DIRECTIVE: Look for "label" in each line of the entries, and return the matching lines.

ENTRIES SHOWN:
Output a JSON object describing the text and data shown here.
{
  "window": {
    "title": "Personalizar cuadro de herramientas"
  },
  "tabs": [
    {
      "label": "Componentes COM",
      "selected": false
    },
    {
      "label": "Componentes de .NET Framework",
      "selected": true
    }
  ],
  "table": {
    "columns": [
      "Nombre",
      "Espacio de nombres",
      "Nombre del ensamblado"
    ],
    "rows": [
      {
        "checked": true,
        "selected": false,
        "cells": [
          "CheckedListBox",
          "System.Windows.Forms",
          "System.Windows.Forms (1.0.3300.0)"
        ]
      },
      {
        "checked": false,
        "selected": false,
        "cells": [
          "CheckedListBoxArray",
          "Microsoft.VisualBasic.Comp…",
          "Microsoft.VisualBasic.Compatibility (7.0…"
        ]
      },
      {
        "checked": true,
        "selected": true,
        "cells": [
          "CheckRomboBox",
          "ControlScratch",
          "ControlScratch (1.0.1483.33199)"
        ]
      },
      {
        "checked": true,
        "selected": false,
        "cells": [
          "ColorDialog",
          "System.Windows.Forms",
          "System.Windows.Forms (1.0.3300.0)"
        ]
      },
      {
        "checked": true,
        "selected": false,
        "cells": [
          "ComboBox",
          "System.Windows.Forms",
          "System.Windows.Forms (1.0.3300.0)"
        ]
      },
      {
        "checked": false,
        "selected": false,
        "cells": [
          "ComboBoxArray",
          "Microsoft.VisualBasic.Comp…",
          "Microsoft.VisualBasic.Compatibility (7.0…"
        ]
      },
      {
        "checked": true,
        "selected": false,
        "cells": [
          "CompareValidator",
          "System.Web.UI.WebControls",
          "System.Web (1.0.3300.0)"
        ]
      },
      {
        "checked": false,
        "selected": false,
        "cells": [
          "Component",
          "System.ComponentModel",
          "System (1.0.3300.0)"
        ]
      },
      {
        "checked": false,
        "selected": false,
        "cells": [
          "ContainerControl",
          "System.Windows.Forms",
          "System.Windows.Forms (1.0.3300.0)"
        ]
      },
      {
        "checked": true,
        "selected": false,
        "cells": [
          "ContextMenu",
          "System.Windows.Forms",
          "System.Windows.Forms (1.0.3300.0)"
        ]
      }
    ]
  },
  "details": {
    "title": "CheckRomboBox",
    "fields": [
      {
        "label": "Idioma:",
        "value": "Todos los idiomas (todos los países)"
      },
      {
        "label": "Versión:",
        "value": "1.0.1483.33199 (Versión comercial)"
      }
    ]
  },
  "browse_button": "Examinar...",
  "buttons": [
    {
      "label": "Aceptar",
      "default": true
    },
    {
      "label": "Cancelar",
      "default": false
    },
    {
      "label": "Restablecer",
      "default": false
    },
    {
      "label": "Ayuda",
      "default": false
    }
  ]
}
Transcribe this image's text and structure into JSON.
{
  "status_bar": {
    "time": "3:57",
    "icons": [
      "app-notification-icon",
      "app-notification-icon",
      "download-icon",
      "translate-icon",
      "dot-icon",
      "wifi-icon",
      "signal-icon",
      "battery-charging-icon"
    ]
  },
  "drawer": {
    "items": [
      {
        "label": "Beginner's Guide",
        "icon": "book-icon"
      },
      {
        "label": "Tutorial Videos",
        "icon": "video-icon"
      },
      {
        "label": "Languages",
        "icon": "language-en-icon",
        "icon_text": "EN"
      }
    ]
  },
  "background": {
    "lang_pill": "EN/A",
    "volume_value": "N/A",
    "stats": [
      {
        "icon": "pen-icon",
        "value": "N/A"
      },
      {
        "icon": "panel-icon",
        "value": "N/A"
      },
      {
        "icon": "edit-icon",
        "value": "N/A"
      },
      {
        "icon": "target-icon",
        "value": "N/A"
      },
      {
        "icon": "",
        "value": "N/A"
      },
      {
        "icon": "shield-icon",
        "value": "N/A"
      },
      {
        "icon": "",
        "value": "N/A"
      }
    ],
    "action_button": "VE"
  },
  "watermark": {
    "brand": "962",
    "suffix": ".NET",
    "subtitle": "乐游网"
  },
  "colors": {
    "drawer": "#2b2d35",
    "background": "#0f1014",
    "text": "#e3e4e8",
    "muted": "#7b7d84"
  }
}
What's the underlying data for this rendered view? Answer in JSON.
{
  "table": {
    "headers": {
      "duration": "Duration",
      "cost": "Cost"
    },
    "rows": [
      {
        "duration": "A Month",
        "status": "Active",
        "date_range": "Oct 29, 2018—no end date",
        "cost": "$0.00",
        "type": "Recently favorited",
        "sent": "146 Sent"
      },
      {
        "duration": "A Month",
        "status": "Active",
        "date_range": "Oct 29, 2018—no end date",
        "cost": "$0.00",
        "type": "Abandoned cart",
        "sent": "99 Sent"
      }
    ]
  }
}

SOLUTION:
      "label": "Componentes COM",
      "label": "Componentes de .NET Framework",
        "label": "Idioma:",
        "label": "Versión:",
      "label": "Aceptar",
      "label": "Cancelar",
      "label": "Restablecer",
      "label": "Ayuda",
        "label": "Beginner's Guide",
        "label": "Tutorial Videos",
        "label": "Languages",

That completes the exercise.